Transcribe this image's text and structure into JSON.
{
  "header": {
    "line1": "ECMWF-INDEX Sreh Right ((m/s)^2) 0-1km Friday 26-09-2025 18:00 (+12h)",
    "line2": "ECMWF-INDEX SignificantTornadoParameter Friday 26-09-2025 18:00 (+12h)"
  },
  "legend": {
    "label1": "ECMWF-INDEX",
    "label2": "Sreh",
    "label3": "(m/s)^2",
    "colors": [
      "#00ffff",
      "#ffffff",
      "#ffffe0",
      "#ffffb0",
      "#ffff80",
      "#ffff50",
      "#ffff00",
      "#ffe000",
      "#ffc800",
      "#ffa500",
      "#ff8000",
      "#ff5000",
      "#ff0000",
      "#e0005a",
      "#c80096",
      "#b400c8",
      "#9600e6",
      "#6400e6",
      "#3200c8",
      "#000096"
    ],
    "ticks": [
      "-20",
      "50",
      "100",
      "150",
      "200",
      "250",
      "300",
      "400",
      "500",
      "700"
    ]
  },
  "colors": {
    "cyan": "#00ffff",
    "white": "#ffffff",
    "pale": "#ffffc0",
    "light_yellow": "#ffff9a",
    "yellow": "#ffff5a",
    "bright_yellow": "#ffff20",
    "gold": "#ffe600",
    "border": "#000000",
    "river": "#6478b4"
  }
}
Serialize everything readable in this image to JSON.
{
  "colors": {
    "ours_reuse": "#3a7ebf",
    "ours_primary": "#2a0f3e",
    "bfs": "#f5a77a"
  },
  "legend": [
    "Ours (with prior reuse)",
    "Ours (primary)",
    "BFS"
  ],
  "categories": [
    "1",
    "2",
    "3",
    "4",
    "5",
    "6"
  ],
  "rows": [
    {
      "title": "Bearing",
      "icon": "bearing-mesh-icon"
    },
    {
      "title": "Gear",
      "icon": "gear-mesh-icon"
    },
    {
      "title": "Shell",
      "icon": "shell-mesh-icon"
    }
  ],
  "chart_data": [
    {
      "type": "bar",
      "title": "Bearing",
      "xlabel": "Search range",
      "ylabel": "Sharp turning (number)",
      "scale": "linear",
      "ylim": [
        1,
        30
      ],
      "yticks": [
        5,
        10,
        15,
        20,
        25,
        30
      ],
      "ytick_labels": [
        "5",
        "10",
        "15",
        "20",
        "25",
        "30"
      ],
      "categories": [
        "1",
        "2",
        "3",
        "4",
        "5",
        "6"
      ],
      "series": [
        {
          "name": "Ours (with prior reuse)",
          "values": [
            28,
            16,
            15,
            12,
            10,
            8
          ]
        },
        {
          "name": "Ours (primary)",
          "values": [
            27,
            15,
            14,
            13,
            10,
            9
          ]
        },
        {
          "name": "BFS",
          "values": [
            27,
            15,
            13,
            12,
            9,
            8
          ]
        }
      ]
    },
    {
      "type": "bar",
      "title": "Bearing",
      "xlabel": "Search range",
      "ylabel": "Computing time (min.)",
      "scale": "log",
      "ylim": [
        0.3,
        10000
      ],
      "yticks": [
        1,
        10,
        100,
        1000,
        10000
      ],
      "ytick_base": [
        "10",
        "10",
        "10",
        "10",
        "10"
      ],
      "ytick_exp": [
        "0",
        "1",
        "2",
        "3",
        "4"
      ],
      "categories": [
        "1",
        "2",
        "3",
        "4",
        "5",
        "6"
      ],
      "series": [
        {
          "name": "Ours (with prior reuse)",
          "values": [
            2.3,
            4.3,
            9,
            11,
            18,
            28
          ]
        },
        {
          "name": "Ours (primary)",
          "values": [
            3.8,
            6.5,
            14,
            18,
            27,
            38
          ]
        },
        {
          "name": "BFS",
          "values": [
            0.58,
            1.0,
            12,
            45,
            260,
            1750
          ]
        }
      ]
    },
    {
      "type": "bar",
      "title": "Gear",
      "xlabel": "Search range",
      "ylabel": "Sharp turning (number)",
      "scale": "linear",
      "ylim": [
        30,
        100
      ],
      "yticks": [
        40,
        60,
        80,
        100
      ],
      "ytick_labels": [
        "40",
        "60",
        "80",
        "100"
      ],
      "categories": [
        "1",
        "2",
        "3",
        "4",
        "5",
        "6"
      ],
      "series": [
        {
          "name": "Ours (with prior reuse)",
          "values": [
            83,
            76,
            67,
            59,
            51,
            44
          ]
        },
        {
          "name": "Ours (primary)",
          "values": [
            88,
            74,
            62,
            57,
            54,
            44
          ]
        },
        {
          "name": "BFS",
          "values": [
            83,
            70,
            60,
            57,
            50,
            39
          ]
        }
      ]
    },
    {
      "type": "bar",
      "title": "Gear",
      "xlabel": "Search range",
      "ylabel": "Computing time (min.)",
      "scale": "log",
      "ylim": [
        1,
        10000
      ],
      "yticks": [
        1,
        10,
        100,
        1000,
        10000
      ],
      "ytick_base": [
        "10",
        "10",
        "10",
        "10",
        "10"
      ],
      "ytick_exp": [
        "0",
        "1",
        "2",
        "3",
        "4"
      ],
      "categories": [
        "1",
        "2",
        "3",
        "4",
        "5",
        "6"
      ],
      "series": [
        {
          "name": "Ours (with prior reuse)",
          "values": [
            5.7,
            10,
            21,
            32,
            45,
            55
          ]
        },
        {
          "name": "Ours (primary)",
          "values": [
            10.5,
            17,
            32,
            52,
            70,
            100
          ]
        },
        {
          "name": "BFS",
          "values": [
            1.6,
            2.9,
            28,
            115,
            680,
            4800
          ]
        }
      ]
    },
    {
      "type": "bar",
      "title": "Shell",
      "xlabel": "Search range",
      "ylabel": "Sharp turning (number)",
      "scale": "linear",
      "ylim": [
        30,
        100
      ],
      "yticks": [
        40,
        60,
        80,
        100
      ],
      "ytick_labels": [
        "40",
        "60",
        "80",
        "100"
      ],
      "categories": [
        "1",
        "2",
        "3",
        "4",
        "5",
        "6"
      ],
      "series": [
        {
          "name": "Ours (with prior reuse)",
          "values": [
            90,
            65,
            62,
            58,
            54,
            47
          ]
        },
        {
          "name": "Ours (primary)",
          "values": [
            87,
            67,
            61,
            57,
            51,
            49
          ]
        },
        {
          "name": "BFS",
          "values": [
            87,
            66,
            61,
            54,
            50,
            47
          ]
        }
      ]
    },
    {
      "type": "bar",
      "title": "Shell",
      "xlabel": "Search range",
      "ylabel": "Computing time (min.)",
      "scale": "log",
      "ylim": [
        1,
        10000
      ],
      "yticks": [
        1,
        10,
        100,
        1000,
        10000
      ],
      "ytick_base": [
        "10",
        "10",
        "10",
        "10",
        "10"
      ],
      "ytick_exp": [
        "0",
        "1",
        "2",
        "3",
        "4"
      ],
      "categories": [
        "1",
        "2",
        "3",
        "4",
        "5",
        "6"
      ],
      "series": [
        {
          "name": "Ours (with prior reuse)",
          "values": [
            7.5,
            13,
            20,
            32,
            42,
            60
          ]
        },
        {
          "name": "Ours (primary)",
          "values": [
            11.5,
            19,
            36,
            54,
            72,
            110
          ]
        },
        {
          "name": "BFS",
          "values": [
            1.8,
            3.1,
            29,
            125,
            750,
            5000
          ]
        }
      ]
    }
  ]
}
★ ★ ★
* _Task objective_
Give the number of lines above in which the word "Sreh" occurs, with nothing else.

* _Task solution_
2